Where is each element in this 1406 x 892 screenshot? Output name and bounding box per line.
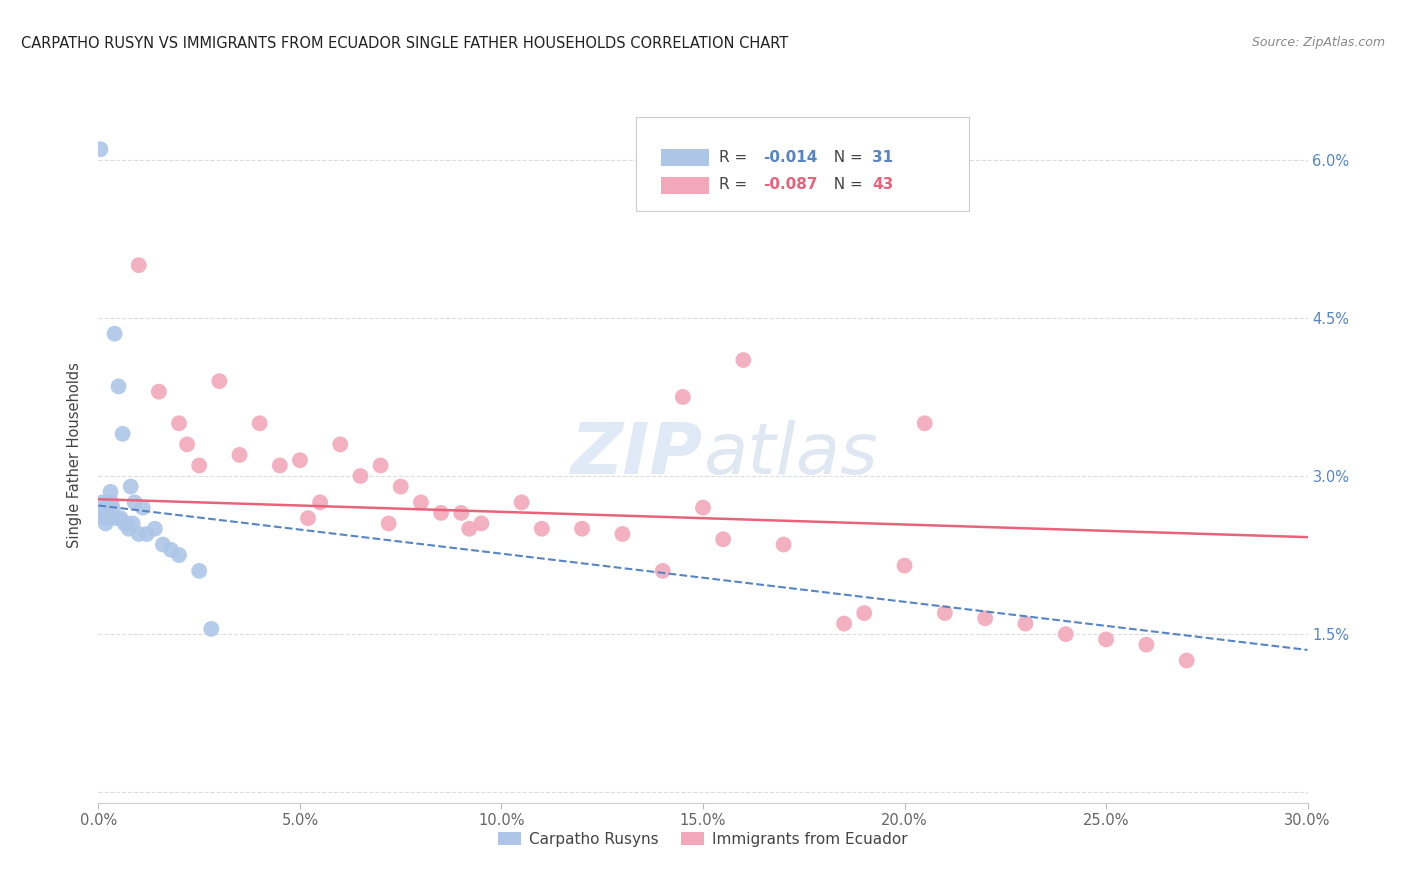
--
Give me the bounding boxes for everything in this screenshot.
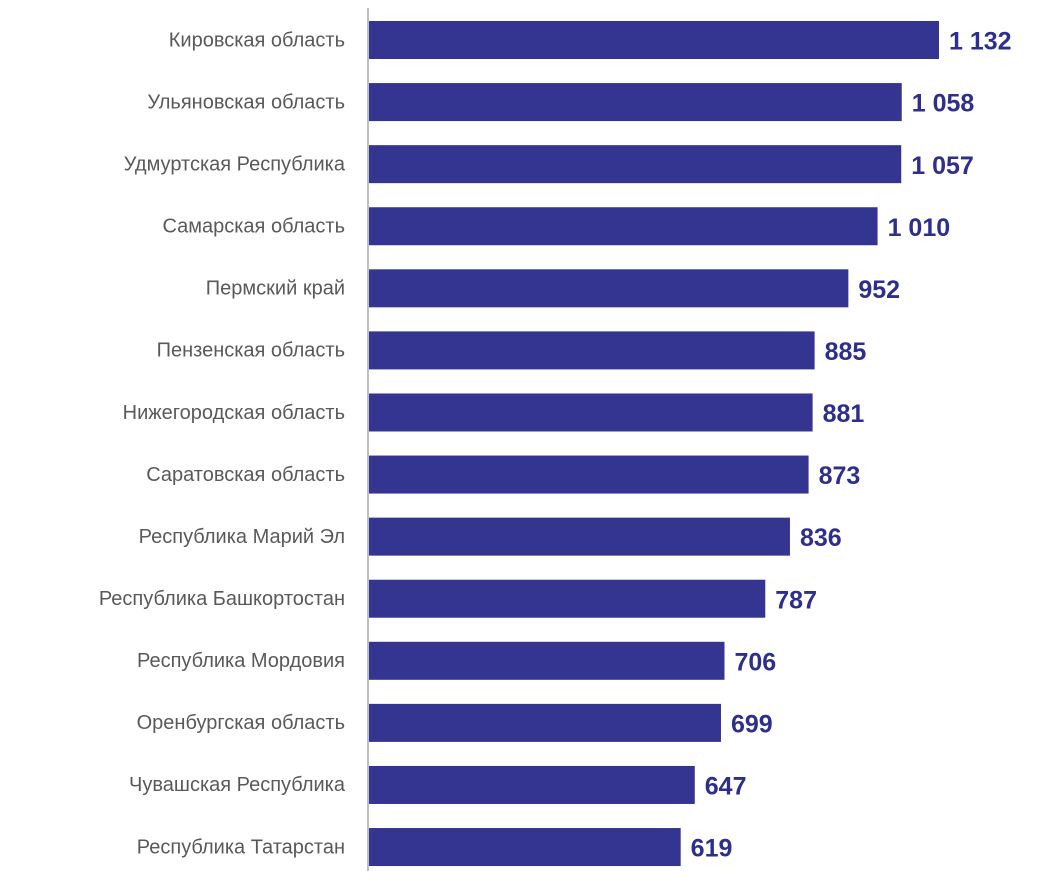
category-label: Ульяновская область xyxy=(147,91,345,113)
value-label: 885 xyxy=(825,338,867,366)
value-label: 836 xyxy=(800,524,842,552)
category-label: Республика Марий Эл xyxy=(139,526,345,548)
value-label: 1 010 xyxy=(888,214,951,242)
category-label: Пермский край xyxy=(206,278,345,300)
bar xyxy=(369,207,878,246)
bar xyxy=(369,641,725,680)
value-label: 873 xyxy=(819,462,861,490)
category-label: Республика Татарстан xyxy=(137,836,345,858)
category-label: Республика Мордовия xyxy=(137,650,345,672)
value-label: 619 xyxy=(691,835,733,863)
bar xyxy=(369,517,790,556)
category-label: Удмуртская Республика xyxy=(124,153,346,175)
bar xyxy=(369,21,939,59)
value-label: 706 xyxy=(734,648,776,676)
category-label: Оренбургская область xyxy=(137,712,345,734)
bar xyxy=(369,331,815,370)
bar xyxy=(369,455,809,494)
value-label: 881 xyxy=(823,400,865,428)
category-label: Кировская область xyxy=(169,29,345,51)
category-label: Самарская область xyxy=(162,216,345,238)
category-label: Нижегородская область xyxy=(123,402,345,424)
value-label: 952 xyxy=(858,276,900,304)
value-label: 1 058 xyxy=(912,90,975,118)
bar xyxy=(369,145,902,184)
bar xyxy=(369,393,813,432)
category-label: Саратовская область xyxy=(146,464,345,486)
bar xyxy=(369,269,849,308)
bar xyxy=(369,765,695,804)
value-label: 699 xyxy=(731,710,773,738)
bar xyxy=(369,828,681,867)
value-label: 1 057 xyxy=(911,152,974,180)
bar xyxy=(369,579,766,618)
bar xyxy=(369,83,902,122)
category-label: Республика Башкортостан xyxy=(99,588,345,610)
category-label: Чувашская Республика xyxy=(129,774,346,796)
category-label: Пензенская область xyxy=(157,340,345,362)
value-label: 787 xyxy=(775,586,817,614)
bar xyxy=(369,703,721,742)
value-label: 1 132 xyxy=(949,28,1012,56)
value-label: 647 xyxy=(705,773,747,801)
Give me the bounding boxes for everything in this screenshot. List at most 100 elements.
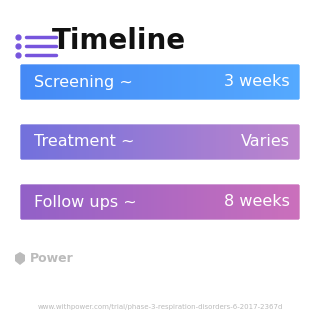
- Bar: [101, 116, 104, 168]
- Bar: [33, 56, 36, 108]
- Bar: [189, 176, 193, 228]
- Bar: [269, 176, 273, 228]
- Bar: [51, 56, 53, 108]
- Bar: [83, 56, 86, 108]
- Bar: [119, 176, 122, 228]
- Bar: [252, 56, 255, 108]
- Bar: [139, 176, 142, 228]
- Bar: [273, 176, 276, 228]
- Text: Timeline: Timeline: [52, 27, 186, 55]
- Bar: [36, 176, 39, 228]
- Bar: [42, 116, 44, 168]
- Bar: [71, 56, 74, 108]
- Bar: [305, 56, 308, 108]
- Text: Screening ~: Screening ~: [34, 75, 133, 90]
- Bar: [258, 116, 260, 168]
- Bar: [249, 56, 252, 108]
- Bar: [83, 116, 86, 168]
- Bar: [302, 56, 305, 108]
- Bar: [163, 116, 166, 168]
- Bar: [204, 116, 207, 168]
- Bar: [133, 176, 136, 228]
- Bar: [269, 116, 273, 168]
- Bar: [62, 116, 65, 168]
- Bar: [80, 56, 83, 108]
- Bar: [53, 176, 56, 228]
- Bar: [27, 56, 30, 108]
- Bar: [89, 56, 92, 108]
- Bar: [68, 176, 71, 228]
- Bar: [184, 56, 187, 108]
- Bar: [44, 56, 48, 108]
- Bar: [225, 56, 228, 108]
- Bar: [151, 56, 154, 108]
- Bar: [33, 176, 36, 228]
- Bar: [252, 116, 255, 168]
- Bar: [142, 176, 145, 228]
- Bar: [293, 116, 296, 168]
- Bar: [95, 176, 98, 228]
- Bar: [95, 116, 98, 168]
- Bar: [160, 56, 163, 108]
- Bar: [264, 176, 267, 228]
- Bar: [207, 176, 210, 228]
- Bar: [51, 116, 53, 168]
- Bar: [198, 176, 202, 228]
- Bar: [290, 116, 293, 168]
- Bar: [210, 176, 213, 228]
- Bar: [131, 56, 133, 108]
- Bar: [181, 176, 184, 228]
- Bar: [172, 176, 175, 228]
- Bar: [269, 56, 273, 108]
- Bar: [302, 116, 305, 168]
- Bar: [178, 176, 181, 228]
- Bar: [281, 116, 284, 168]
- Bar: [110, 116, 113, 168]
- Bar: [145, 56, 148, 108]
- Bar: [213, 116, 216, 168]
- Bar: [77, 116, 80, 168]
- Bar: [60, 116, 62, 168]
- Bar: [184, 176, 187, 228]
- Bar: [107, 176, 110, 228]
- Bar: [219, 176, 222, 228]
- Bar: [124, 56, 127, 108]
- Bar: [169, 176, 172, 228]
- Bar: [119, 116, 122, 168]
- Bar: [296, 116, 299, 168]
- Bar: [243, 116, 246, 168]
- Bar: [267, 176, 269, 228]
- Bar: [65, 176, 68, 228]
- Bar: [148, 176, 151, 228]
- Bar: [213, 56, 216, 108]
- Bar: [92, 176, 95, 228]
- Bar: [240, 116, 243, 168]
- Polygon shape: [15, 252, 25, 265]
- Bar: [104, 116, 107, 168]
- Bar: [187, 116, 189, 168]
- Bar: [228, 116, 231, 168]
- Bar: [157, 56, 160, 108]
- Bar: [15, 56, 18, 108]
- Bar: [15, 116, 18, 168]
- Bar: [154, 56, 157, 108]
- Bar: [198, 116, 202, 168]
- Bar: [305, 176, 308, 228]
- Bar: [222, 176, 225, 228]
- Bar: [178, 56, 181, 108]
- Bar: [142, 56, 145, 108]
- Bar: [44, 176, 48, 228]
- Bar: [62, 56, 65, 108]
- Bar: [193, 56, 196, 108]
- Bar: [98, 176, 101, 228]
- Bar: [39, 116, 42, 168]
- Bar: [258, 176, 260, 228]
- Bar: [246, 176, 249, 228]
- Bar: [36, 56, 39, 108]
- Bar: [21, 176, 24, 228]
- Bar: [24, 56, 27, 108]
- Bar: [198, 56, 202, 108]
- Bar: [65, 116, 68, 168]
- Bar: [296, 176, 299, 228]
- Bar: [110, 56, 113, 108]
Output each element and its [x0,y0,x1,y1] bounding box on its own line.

▶ Set problem
Lay out the stretch from the line containing "most 100 elements." through the line containing "- Bar: [228, 116, 231, 168]" as a JSON list of strings, one string per line and no blank lines. Leave the pictures out.

▶ Solution below
[
  "Give me the bounding boxes for everything in this screenshot. List at most 100 elements.",
  "- Bar: [101, 116, 104, 168]",
  "- Bar: [33, 56, 36, 108]",
  "- Bar: [189, 176, 193, 228]",
  "- Bar: [269, 176, 273, 228]",
  "- Bar: [51, 56, 53, 108]",
  "- Bar: [83, 56, 86, 108]",
  "- Bar: [119, 176, 122, 228]",
  "- Bar: [252, 56, 255, 108]",
  "- Bar: [139, 176, 142, 228]",
  "- Bar: [273, 176, 276, 228]",
  "- Text: Timeline: Timeline: [52, 27, 186, 55]",
  "- Bar: [36, 176, 39, 228]",
  "- Bar: [42, 116, 44, 168]",
  "- Bar: [71, 56, 74, 108]",
  "- Bar: [305, 56, 308, 108]",
  "- Text: Screening ~: Screening ~: [34, 75, 133, 90]",
  "- Bar: [258, 116, 260, 168]",
  "- Bar: [249, 56, 252, 108]",
  "- Bar: [83, 116, 86, 168]",
  "- Bar: [302, 56, 305, 108]",
  "- Bar: [163, 116, 166, 168]",
  "- Bar: [204, 116, 207, 168]",
  "- Bar: [133, 176, 136, 228]",
  "- Bar: [269, 116, 273, 168]",
  "- Bar: [62, 116, 65, 168]",
  "- Bar: [80, 56, 83, 108]",
  "- Bar: [53, 176, 56, 228]",
  "- Bar: [27, 56, 30, 108]",
  "- Bar: [89, 56, 92, 108]",
  "- Bar: [68, 176, 71, 228]",
  "- Bar: [184, 56, 187, 108]",
  "- Bar: [44, 56, 48, 108]",
  "- Bar: [225, 56, 228, 108]",
  "- Bar: [151, 56, 154, 108]",
  "- Bar: [33, 176, 36, 228]",
  "- Bar: [252, 116, 255, 168]",
  "- Bar: [142, 176, 145, 228]",
  "- Bar: [293, 116, 296, 168]",
  "- Bar: [95, 176, 98, 228]",
  "- Bar: [95, 116, 98, 168]",
  "- Bar: [160, 56, 163, 108]",
  "- Bar: [264, 176, 267, 228]",
  "- Bar: [207, 176, 210, 228]",
  "- Bar: [51, 116, 53, 168]",
  "- Bar: [198, 176, 202, 228]",
  "- Bar: [290, 116, 293, 168]",
  "- Bar: [210, 176, 213, 228]",
  "- Bar: [131, 56, 133, 108]",
  "- Bar: [181, 176, 184, 228]",
  "- Bar: [172, 176, 175, 228]",
  "- Bar: [269, 56, 273, 108]",
  "- Bar: [302, 116, 305, 168]",
  "- Bar: [178, 176, 181, 228]",
  "- Bar: [281, 116, 284, 168]",
  "- Bar: [110, 116, 113, 168]",
  "- Bar: [145, 56, 148, 108]",
  "- Bar: [213, 116, 216, 168]",
  "- Bar: [77, 116, 80, 168]",
  "- Bar: [60, 116, 62, 168]",
  "- Bar: [184, 176, 187, 228]",
  "- Bar: [107, 176, 110, 228]",
  "- Bar: [219, 176, 222, 228]",
  "- Bar: [124, 56, 127, 108]",
  "- Bar: [169, 176, 172, 228]",
  "- Bar: [119, 116, 122, 168]",
  "- Bar: [296, 116, 299, 168]",
  "- Bar: [243, 116, 246, 168]",
  "- Bar: [267, 176, 269, 228]",
  "- Bar: [65, 176, 68, 228]",
  "- Bar: [148, 176, 151, 228]",
  "- Bar: [213, 56, 216, 108]",
  "- Bar: [92, 176, 95, 228]",
  "- Bar: [240, 116, 243, 168]",
  "- Polygon shape: [15, 252, 25, 265]",
  "- Bar: [104, 116, 107, 168]",
  "- Bar: [187, 116, 189, 168]",
  "- Bar: [228, 116, 231, 168]"
]